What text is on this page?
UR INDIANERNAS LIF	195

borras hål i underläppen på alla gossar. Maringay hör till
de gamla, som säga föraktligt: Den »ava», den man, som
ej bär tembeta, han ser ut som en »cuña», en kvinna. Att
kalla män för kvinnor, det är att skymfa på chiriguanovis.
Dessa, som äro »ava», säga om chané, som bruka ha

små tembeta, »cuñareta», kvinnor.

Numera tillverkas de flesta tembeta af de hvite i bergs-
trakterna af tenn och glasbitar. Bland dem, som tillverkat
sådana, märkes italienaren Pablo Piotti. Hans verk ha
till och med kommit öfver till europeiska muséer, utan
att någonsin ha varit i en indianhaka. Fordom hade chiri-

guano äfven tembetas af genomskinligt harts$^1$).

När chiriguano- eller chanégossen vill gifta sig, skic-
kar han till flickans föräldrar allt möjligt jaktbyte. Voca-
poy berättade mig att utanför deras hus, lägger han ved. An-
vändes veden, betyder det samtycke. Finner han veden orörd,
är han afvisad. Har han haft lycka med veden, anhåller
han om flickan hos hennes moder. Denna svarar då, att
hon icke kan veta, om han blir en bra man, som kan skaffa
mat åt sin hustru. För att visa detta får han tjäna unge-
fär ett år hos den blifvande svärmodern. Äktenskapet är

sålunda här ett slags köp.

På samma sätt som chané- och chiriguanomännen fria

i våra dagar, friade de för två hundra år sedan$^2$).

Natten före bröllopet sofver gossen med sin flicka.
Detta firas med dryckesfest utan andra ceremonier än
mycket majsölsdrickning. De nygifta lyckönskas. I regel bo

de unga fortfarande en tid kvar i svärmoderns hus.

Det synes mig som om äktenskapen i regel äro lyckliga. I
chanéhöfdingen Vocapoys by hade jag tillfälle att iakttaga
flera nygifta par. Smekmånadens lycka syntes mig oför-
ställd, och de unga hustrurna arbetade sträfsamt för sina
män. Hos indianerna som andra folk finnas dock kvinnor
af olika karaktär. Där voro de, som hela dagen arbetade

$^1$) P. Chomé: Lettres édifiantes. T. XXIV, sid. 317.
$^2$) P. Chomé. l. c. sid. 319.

※ ※ ※

What the exercise asks:
Among the lines above, find the ones containing "regel" and copy them.

Written answer:
mycket majsölsdrickning. De nygifta lyckönskas. I regel bo
Det synes mig som om äktenskapen i regel äro lyckliga. I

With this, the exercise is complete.